*Material for this exercise:*
○ ○ ○ ○ ○ ○ ○
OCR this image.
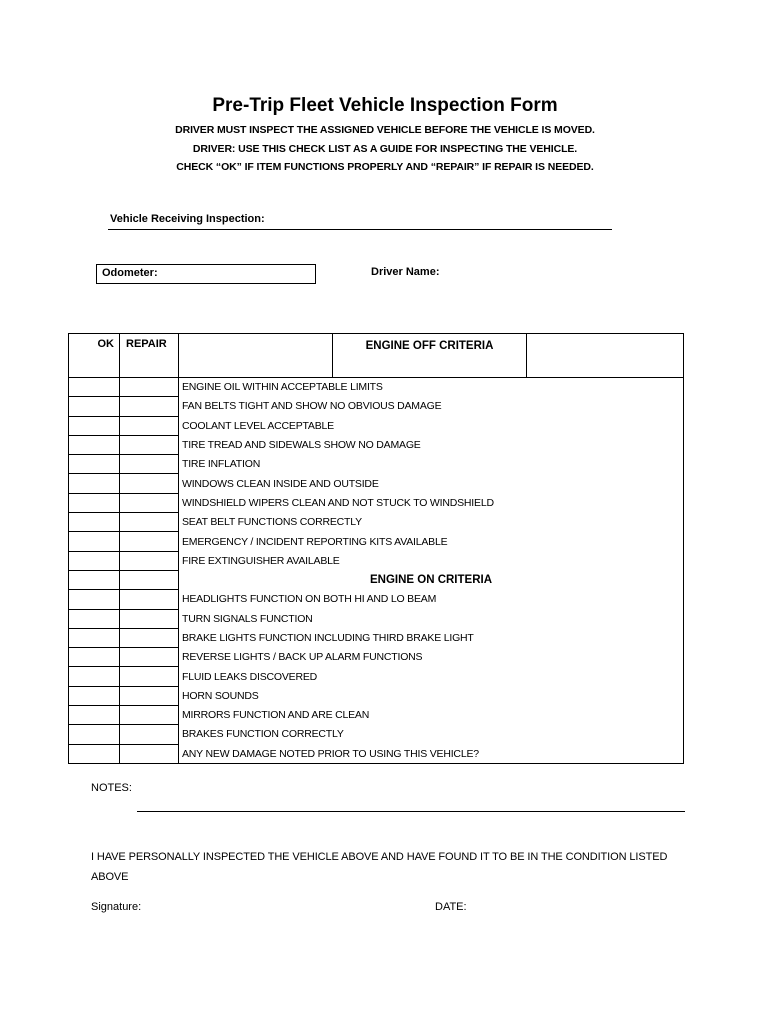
Pre-Trip Fleet Vehicle Inspection Form
DRIVER MUST INSPECT THE ASSIGNED VEHICLE BEFORE THE VEHICLE IS MOVED.
DRIVER: USE THIS CHECK LIST AS A GUIDE FOR INSPECTING THE VEHICLE.
CHECK “OK” IF ITEM FUNCTIONS PROPERLY AND “REPAIR” IF REPAIR IS NEEDED.
Vehicle Receiving Inspection:
Odometer:	Driver Name:
OK	REPAIR		ENGINE OFF CRITERIA	
		ENGINE OIL WITHIN ACCEPTABLE LIMITS		
		FAN BELTS TIGHT AND SHOW NO OBVIOUS DAMAGE		
		COOLANT LEVEL ACCEPTABLE		
		TIRE TREAD AND SIDEWALS SHOW NO DAMAGE		
		TIRE INFLATION		
		WINDOWS CLEAN INSIDE AND OUTSIDE		
		WINDSHIELD WIPERS CLEAN AND NOT STUCK TO WINDSHIELD		
		SEAT BELT FUNCTIONS CORRECTLY		
		EMERGENCY / INCIDENT REPORTING KITS AVAILABLE		
		FIRE EXTINGUISHER AVAILABLE		
		ENGINE ON CRITERIA		
		HEADLIGHTS FUNCTION ON BOTH HI AND LO BEAM		
		TURN SIGNALS FUNCTION		
		BRAKE LIGHTS FUNCTION INCLUDING THIRD BRAKE LIGHT		
		REVERSE LIGHTS / BACK UP ALARM FUNCTIONS		
		FLUID LEAKS DISCOVERED		
		HORN SOUNDS		
		MIRRORS FUNCTION AND ARE CLEAN		
		BRAKES FUNCTION CORRECTLY		
		ANY NEW DAMAGE NOTED PRIOR TO USING THIS VEHICLE?		
NOTES:
I HAVE PERSONALLY INSPECTED THE VEHICLE ABOVE AND HAVE FOUND IT TO BE IN THE CONDITION LISTED ABOVE
Signature:	DATE:
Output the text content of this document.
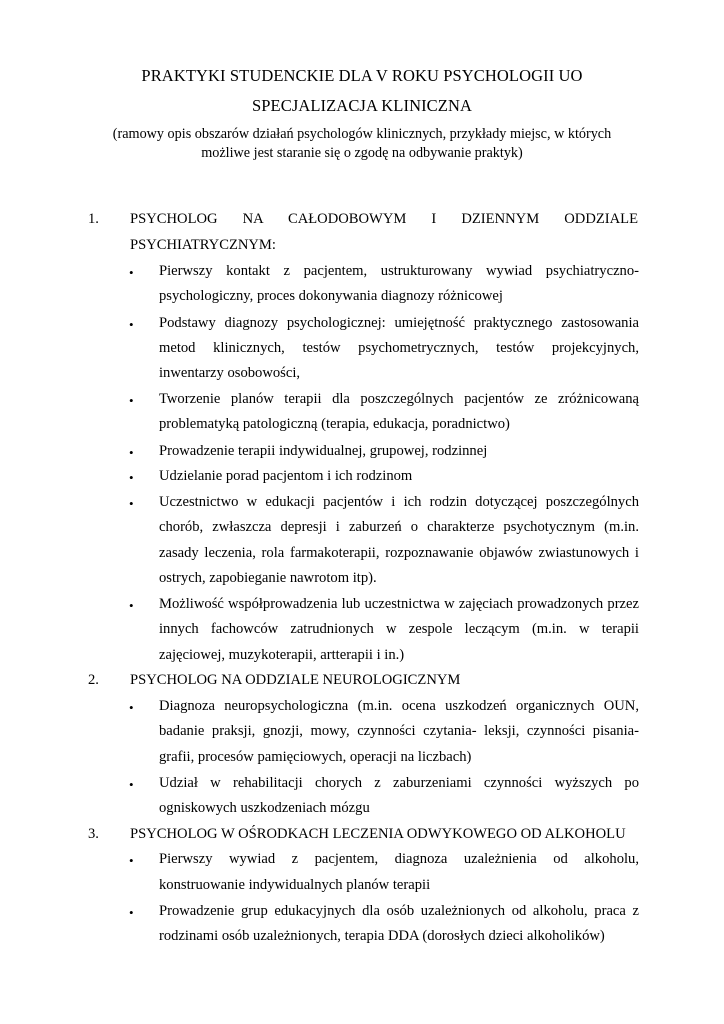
PRAKTYKI STUDENCKIE DLA V ROKU PSYCHOLOGII UO
SPECJALIZACJA KLINICZNA
(ramowy opis obszarów działań psychologów klinicznych, przykłady miejsc, w których
możliwe jest staranie się o zgodę na odbywanie praktyk)
1. PSYCHOLOG NA CAŁODOBOWYM I DZIENNYM ODDZIALE
PSYCHIATRYCZNYM:
• Pierwszy kontakt z pacjentem, ustrukturowany wywiad psychiatryczno-
psychologiczny, proces dokonywania diagnozy różnicowej
• Podstawy diagnozy psychologicznej: umiejętność praktycznego zastosowania
metod klinicznych, testów psychometrycznych, testów projekcyjnych,
inwentarzy osobowości,
• Tworzenie planów terapii dla poszczególnych pacjentów ze zróżnicowaną
problematyką patologiczną (terapia, edukacja, poradnictwo)
• Prowadzenie terapii indywidualnej, grupowej, rodzinnej
• Udzielanie porad pacjentom i ich rodzinom
• Uczestnictwo w edukacji pacjentów i ich rodzin dotyczącej poszczególnych
chorób, zwłaszcza depresji i zaburzeń o charakterze psychotycznym (m.in.
zasady leczenia, rola farmakoterapii, rozpoznawanie objawów zwiastunowych i
ostrych, zapobieganie nawrotom itp).
• Możliwość współprowadzenia lub uczestnictwa w zajęciach prowadzonych przez
innych fachowców zatrudnionych w zespole leczącym (m.in. w terapii
zajęciowej, muzykoterapii, artterapii i in.)
2. PSYCHOLOG NA ODDZIALE NEUROLOGICZNYM
• Diagnoza neuropsychologiczna (m.in. ocena uszkodzeń organicznych OUN,
badanie praksji, gnozji, mowy, czynności czytania- leksji, czynności pisania-
grafii, procesów pamięciowych, operacji na liczbach)
• Udział w rehabilitacji chorych z zaburzeniami czynności wyższych po
ogniskowych uszkodzeniach mózgu
3. PSYCHOLOG W OŚRODKACH LECZENIA ODWYKOWEGO OD ALKOHOLU
• Pierwszy wywiad z pacjentem, diagnoza uzależnienia od alkoholu,
konstruowanie indywidualnych planów terapii
• Prowadzenie grup edukacyjnych dla osób uzależnionych od alkoholu, praca z
rodzinami osób uzależnionych, terapia DDA (dorosłych dzieci alkoholików)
○ ○ ○ ○ ○ ○ ○
*What needs to be done:* Consider the entries above and return each line with the string "Prowadzenie".

*Reply to the task:*
• Prowadzenie terapii indywidualnej, grupowej, rodzinnej
• Prowadzenie grup edukacyjnych dla osób uzależnionych od alkoholu, praca z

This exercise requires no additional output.